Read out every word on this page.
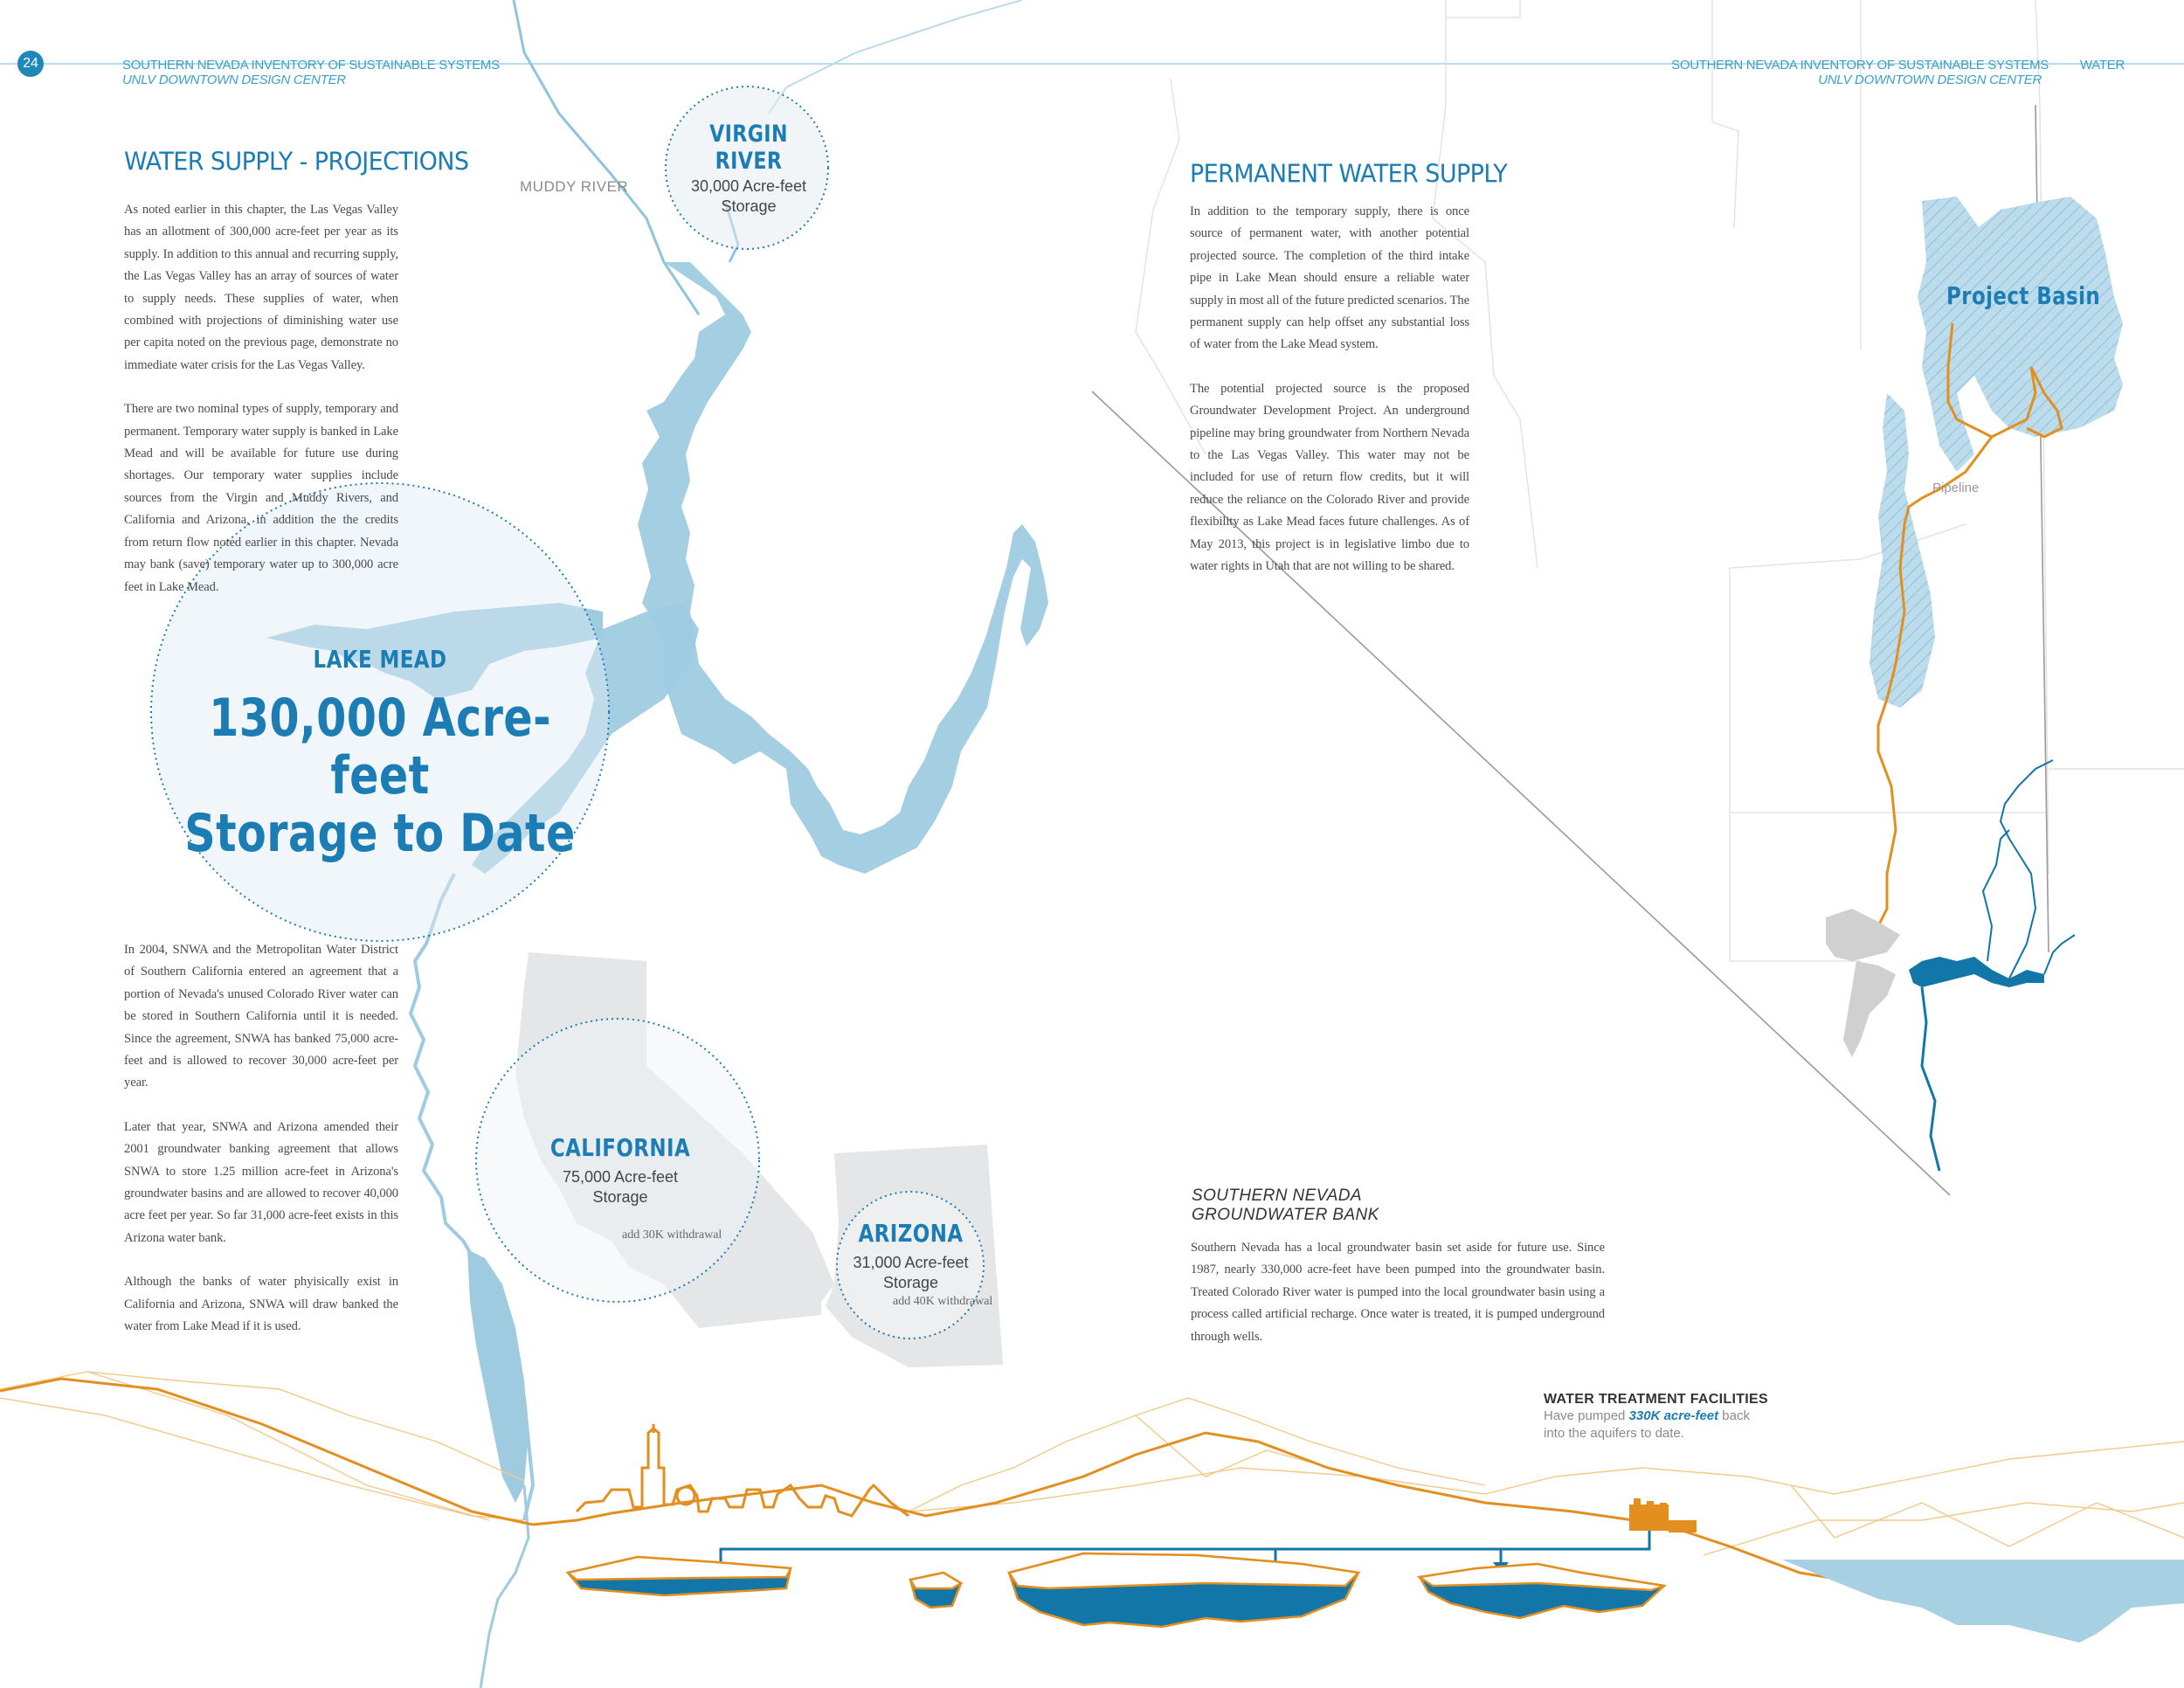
24	SOUTHERN NEVADA INVENTORY OF SUSTAINABLE SYSTEMS
UNLV DOWNTOWN DESIGN CENTER
SOUTHERN NEVADA INVENTORY OF SUSTAINABLE SYSTEMS WATER
UNLV DOWNTOWN DESIGN CENTER
WATER SUPPLY - PROJECTIONS

As noted earlier in this chapter, the Las Vegas Valley has an allotment of 300,000 acre-feet per year as its supply. In addition to this annual and recurring supply, the Las Vegas Valley has an array of sources of water to supply needs. These supplies of water, when combined with projections of diminishing water use per capita noted on the previous page, demonstrate no immediate water crisis for the Las Vegas Valley.

There are two nominal types of supply, temporary and permanent. Temporary water supply is banked in Lake Mead and will be available for future use during shortages. Our temporary water supplies include sources from the Virgin and Muddy Rivers, and California and Arizona, in addition the the credits from return flow noted earlier in this chapter. Nevada may bank (save) temporary water up to 300,000 acre feet in Lake Mead.

In 2004, SNWA and the Metropolitan Water District of Southern California entered an agreement that a portion of Nevada's unused Colorado River water can be stored in Southern California until it is needed. Since the agreement, SNWA has banked 75,000 acre-feet and is allowed to recover 30,000 acre-feet per year.

Later that year, SNWA and Arizona amended their 2001 groundwater banking agreement that allows SNWA to store 1.25 million acre-feet in Arizona's groundwater basins and are allowed to recover 40,000 acre feet per year. So far 31,000 acre-feet exists in this Arizona water bank.

Although the banks of water phyisically exist in California and Arizona, SNWA will draw banked the water from Lake Mead if it is used.

MUDDY RIVER
VIRGIN RIVER
30,000 Acre-feet
Storage
LAKE MEAD
130,000 Acre-feet
Storage to Date
CALIFORNIA
75,000 Acre-feet
Storage
add 30K withdrawal	ARIZONA
31,000 Acre-feet
Storage
add 40K withdrawal
Project Basin
Pipeline
PERMANENT WATER SUPPLY

In addition to the temporary supply, there is once source of permanent water, with another potential projected source. The completion of the third intake pipe in Lake Mean should ensure a reliable water supply in most all of the future predicted scenarios. The permanent supply can help offset any substantial loss of water from the Lake Mead system.

The potential projected source is the proposed Groundwater Development Project. An underground pipeline may bring groundwater from Northern Nevada to the Las Vegas Valley. This water may not be included for use of return flow credits, but it will reduce the reliance on the Colorado River and provide flexibility as Lake Mead faces future challenges. As of May 2013, this project is in legislative limbo due to water rights in Utah that are not willing to be shared.

SOUTHERN NEVADA
GROUNDWATER BANK
Southern Nevada has a local groundwater basin set aside for future use. Since 1987, nearly 330,000 acre-feet have been pumped into the groundwater basin. Treated Colorado River water is pumped into the local groundwater basin using a process called artificial recharge. Once water is treated, it is pumped underground through wells.
WATER TREATMENT FACILITIES
Have pumped 330K acre-feet back
into the aquifers to date.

* Instruction:
Gather up the lines containing the word "page" from these records and copy them.

* Task solution:
Read out every word on this page.
As noted earlier in this chapter, the Las Vegas Valley has an allotment of 300,000 acre-feet per year as its supply. In addition to this annual and recurring supply, the Las Vegas Valley has an array of sources of water to supply needs. These supplies of water, when combined with projections of diminishing water use per capita noted on the previous page, demonstrate no immediate water crisis for the Las Vegas Valley.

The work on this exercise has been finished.